What this task involves. Without the pictures, write out all the lines below exactly as they appear.

Data extract.
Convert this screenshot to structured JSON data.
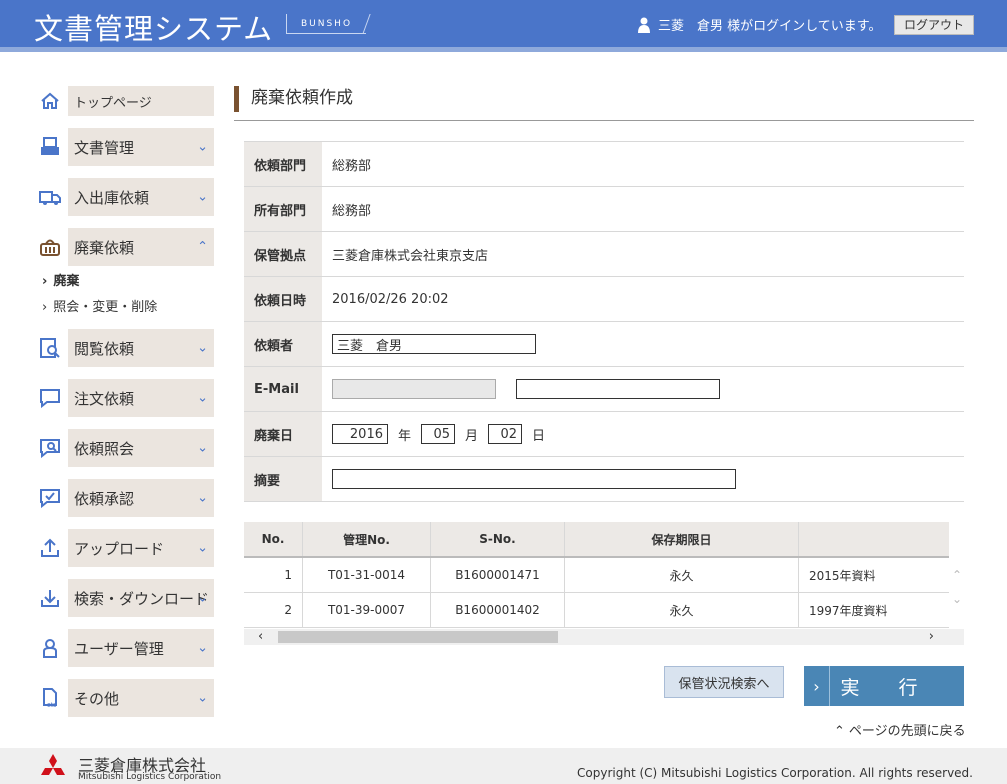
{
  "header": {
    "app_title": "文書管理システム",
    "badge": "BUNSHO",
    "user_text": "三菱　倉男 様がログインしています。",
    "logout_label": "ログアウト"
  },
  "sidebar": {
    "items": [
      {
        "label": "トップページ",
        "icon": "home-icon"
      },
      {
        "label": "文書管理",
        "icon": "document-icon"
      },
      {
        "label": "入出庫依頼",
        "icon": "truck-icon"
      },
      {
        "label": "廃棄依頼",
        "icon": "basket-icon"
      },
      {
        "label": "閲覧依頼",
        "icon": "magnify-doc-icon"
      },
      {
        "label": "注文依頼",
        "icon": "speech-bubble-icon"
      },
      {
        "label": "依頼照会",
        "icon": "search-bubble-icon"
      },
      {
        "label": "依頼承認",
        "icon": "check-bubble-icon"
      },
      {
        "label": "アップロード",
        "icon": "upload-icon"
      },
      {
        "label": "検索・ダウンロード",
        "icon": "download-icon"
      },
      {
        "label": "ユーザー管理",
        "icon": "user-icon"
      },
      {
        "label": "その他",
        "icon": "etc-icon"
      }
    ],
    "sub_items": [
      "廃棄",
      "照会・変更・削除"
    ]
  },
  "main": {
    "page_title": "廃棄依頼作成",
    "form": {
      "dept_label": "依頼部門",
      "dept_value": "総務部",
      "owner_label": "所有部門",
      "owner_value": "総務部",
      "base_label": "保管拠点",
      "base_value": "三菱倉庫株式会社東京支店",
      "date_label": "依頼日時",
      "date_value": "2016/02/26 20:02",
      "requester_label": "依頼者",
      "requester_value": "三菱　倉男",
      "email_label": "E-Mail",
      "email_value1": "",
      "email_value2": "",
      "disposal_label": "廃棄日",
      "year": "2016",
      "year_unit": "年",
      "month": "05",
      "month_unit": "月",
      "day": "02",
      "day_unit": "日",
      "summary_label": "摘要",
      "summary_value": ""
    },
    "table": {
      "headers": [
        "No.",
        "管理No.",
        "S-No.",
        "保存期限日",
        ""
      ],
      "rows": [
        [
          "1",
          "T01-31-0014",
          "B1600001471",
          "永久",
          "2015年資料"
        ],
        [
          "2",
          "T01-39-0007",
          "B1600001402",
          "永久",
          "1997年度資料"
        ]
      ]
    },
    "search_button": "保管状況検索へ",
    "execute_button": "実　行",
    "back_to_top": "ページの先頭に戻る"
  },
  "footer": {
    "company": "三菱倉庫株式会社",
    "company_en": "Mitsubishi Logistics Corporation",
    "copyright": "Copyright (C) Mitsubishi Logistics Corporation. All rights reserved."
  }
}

Exercise answer.
Convert this screenshot to structured JSON data.
{
  "header": {
    "app_title": "文書管理システム",
    "badge": "BUNSHO",
    "user_text": "三菱　倉男 様がログインしています。",
    "logout_label": "ログアウト"
  },
  "sidebar": {
    "items": [
      {
        "label": "トップページ",
        "icon": "home-icon"
      },
      {
        "label": "文書管理",
        "icon": "document-icon"
      },
      {
        "label": "入出庫依頼",
        "icon": "truck-icon"
      },
      {
        "label": "廃棄依頼",
        "icon": "basket-icon"
      },
      {
        "label": "閲覧依頼",
        "icon": "magnify-doc-icon"
      },
      {
        "label": "注文依頼",
        "icon": "speech-bubble-icon"
      },
      {
        "label": "依頼照会",
        "icon": "search-bubble-icon"
      },
      {
        "label": "依頼承認",
        "icon": "check-bubble-icon"
      },
      {
        "label": "アップロード",
        "icon": "upload-icon"
      },
      {
        "label": "検索・ダウンロード",
        "icon": "download-icon"
      },
      {
        "label": "ユーザー管理",
        "icon": "user-icon"
      },
      {
        "label": "その他",
        "icon": "etc-icon"
      }
    ],
    "sub_items": [
      "廃棄",
      "照会・変更・削除"
    ]
  },
  "main": {
    "page_title": "廃棄依頼作成",
    "form": {
      "dept_label": "依頼部門",
      "dept_value": "総務部",
      "owner_label": "所有部門",
      "owner_value": "総務部",
      "base_label": "保管拠点",
      "base_value": "三菱倉庫株式会社東京支店",
      "date_label": "依頼日時",
      "date_value": "2016/02/26 20:02",
      "requester_label": "依頼者",
      "requester_value": "三菱　倉男",
      "email_label": "E-Mail",
      "email_value1": "",
      "email_value2": "",
      "disposal_label": "廃棄日",
      "year": "2016",
      "year_unit": "年",
      "month": "05",
      "month_unit": "月",
      "day": "02",
      "day_unit": "日",
      "summary_label": "摘要",
      "summary_value": ""
    },
    "table": {
      "headers": [
        "No.",
        "管理No.",
        "S-No.",
        "保存期限日",
        ""
      ],
      "rows": [
        [
          "1",
          "T01-31-0014",
          "B1600001471",
          "永久",
          "2015年資料"
        ],
        [
          "2",
          "T01-39-0007",
          "B1600001402",
          "永久",
          "1997年度資料"
        ]
      ]
    },
    "search_button": "保管状況検索へ",
    "execute_button": "実　行",
    "back_to_top": "ページの先頭に戻る"
  },
  "footer": {
    "company": "三菱倉庫株式会社",
    "company_en": "Mitsubishi Logistics Corporation",
    "copyright": "Copyright (C) Mitsubishi Logistics Corporation. All rights reserved."
  }
}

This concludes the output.